▶ _OBJECTIVE_
Reproduce the listing below verbatim.

# # # # #

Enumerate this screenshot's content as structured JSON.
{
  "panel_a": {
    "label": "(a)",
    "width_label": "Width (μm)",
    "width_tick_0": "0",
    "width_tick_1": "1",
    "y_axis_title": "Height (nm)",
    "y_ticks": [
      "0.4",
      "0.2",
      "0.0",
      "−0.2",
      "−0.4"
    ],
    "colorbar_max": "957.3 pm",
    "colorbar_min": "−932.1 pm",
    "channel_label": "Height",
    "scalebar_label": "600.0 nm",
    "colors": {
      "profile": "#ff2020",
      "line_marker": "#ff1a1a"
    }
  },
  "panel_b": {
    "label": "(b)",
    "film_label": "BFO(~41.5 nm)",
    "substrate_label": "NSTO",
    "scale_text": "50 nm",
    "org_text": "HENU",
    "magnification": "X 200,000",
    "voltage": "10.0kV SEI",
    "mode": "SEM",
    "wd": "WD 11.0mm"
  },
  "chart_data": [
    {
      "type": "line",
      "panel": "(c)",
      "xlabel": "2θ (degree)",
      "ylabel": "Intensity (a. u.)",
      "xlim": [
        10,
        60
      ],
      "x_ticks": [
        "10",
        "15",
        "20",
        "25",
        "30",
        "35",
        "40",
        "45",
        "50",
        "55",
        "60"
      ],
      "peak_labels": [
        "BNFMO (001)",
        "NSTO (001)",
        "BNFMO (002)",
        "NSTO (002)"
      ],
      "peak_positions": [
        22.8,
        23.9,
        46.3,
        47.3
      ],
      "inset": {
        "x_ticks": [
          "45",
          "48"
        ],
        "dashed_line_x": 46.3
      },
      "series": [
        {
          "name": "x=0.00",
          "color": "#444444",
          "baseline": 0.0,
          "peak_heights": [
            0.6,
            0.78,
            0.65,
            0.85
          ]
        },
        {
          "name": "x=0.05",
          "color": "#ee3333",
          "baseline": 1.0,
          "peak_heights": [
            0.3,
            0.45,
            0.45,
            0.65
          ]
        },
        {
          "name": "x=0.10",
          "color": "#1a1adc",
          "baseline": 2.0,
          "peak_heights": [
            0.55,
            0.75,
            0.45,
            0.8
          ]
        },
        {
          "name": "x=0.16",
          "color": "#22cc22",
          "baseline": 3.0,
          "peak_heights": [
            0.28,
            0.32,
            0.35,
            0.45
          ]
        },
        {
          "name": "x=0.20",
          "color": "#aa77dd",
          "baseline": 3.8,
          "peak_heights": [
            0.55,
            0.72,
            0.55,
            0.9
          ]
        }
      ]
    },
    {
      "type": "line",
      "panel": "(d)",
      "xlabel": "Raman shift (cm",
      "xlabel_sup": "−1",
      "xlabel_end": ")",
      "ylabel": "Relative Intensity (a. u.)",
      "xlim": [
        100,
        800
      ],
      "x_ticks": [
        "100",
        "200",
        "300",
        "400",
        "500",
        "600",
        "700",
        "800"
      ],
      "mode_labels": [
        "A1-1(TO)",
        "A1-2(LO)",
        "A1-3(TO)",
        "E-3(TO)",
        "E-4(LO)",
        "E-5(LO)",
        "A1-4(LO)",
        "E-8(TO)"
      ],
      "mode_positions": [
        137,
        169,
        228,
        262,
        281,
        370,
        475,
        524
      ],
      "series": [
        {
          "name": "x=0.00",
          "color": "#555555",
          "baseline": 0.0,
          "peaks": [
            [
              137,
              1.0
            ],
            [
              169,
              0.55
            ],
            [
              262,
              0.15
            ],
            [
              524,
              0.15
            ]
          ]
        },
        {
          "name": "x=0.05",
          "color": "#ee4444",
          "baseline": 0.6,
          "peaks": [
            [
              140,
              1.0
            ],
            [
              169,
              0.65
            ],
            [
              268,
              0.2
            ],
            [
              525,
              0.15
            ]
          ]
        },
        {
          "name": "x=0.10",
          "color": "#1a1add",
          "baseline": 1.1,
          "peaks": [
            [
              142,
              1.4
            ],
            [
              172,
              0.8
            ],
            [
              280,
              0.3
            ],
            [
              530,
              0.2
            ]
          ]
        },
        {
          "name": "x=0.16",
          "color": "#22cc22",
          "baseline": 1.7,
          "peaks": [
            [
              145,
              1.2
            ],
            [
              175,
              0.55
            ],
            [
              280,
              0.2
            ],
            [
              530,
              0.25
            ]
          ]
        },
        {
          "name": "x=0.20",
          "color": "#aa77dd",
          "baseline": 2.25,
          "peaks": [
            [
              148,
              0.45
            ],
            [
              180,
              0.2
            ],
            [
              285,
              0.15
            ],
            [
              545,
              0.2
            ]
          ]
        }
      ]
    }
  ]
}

# # # # #

▶ _RESPONSE FOR THIS EXERCISE_
Enumerate this screenshot's content as structured JSON.
{
  "panel_a": {
    "label": "(a)",
    "width_label": "Width (μm)",
    "width_tick_0": "0",
    "width_tick_1": "1",
    "y_axis_title": "Height (nm)",
    "y_ticks": [
      "0.4",
      "0.2",
      "0.0",
      "−0.2",
      "−0.4"
    ],
    "colorbar_max": "957.3 pm",
    "colorbar_min": "−932.1 pm",
    "channel_label": "Height",
    "scalebar_label": "600.0 nm",
    "colors": {
      "profile": "#ff2020",
      "line_marker": "#ff1a1a"
    }
  },
  "panel_b": {
    "label": "(b)",
    "film_label": "BFO(~41.5 nm)",
    "substrate_label": "NSTO",
    "scale_text": "50 nm",
    "org_text": "HENU",
    "magnification": "X 200,000",
    "voltage": "10.0kV SEI",
    "mode": "SEM",
    "wd": "WD 11.0mm"
  },
  "chart_data": [
    {
      "type": "line",
      "panel": "(c)",
      "xlabel": "2θ (degree)",
      "ylabel": "Intensity (a. u.)",
      "xlim": [
        10,
        60
      ],
      "x_ticks": [
        "10",
        "15",
        "20",
        "25",
        "30",
        "35",
        "40",
        "45",
        "50",
        "55",
        "60"
      ],
      "peak_labels": [
        "BNFMO (001)",
        "NSTO (001)",
        "BNFMO (002)",
        "NSTO (002)"
      ],
      "peak_positions": [
        22.8,
        23.9,
        46.3,
        47.3
      ],
      "inset": {
        "x_ticks": [
          "45",
          "48"
        ],
        "dashed_line_x": 46.3
      },
      "series": [
        {
          "name": "x=0.00",
          "color": "#444444",
          "baseline": 0.0,
          "peak_heights": [
            0.6,
            0.78,
            0.65,
            0.85
          ]
        },
        {
          "name": "x=0.05",
          "color": "#ee3333",
          "baseline": 1.0,
          "peak_heights": [
            0.3,
            0.45,
            0.45,
            0.65
          ]
        },
        {
          "name": "x=0.10",
          "color": "#1a1adc",
          "baseline": 2.0,
          "peak_heights": [
            0.55,
            0.75,
            0.45,
            0.8
          ]
        },
        {
          "name": "x=0.16",
          "color": "#22cc22",
          "baseline": 3.0,
          "peak_heights": [
            0.28,
            0.32,
            0.35,
            0.45
          ]
        },
        {
          "name": "x=0.20",
          "color": "#aa77dd",
          "baseline": 3.8,
          "peak_heights": [
            0.55,
            0.72,
            0.55,
            0.9
          ]
        }
      ]
    },
    {
      "type": "line",
      "panel": "(d)",
      "xlabel": "Raman shift (cm",
      "xlabel_sup": "−1",
      "xlabel_end": ")",
      "ylabel": "Relative Intensity (a. u.)",
      "xlim": [
        100,
        800
      ],
      "x_ticks": [
        "100",
        "200",
        "300",
        "400",
        "500",
        "600",
        "700",
        "800"
      ],
      "mode_labels": [
        "A1-1(TO)",
        "A1-2(LO)",
        "A1-3(TO)",
        "E-3(TO)",
        "E-4(LO)",
        "E-5(LO)",
        "A1-4(LO)",
        "E-8(TO)"
      ],
      "mode_positions": [
        137,
        169,
        228,
        262,
        281,
        370,
        475,
        524
      ],
      "series": [
        {
          "name": "x=0.00",
          "color": "#555555",
          "baseline": 0.0,
          "peaks": [
            [
              137,
              1.0
            ],
            [
              169,
              0.55
            ],
            [
              262,
              0.15
            ],
            [
              524,
              0.15
            ]
          ]
        },
        {
          "name": "x=0.05",
          "color": "#ee4444",
          "baseline": 0.6,
          "peaks": [
            [
              140,
              1.0
            ],
            [
              169,
              0.65
            ],
            [
              268,
              0.2
            ],
            [
              525,
              0.15
            ]
          ]
        },
        {
          "name": "x=0.10",
          "color": "#1a1add",
          "baseline": 1.1,
          "peaks": [
            [
              142,
              1.4
            ],
            [
              172,
              0.8
            ],
            [
              280,
              0.3
            ],
            [
              530,
              0.2
            ]
          ]
        },
        {
          "name": "x=0.16",
          "color": "#22cc22",
          "baseline": 1.7,
          "peaks": [
            [
              145,
              1.2
            ],
            [
              175,
              0.55
            ],
            [
              280,
              0.2
            ],
            [
              530,
              0.25
            ]
          ]
        },
        {
          "name": "x=0.20",
          "color": "#aa77dd",
          "baseline": 2.25,
          "peaks": [
            [
              148,
              0.45
            ],
            [
              180,
              0.2
            ],
            [
              285,
              0.15
            ],
            [
              545,
              0.2
            ]
          ]
        }
      ]
    }
  ]
}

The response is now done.